_DESCRIPTION OF THE TASK_.
In the records that follow, locate every line with "computing" and extract it.
— BEGIN AVAILABLE RECORDS —
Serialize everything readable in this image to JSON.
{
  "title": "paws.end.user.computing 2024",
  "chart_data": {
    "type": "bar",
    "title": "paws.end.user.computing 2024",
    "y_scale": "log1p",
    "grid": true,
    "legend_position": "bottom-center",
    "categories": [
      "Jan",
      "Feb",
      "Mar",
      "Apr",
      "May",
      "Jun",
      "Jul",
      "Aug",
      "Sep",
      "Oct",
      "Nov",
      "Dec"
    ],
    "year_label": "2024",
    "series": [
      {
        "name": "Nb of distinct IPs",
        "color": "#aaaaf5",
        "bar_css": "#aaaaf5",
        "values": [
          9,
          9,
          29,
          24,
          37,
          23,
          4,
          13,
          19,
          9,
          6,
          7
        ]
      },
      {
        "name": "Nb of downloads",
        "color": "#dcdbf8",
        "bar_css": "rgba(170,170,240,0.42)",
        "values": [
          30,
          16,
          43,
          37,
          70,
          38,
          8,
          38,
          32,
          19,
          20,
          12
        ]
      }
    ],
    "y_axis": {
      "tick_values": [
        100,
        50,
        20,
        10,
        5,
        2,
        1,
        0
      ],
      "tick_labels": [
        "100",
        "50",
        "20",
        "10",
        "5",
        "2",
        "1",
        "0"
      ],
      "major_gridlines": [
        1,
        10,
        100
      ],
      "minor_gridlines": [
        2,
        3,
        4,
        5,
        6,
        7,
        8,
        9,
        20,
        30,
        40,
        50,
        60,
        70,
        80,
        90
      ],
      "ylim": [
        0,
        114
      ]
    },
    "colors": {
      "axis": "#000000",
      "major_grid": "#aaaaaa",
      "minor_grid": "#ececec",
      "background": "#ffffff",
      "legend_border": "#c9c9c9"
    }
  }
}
— END AVAILABLE RECORDS —
_COMPLETE OUTPUT_.
  "title": "paws.end.user.computing 2024",
    "title": "paws.end.user.computing 2024",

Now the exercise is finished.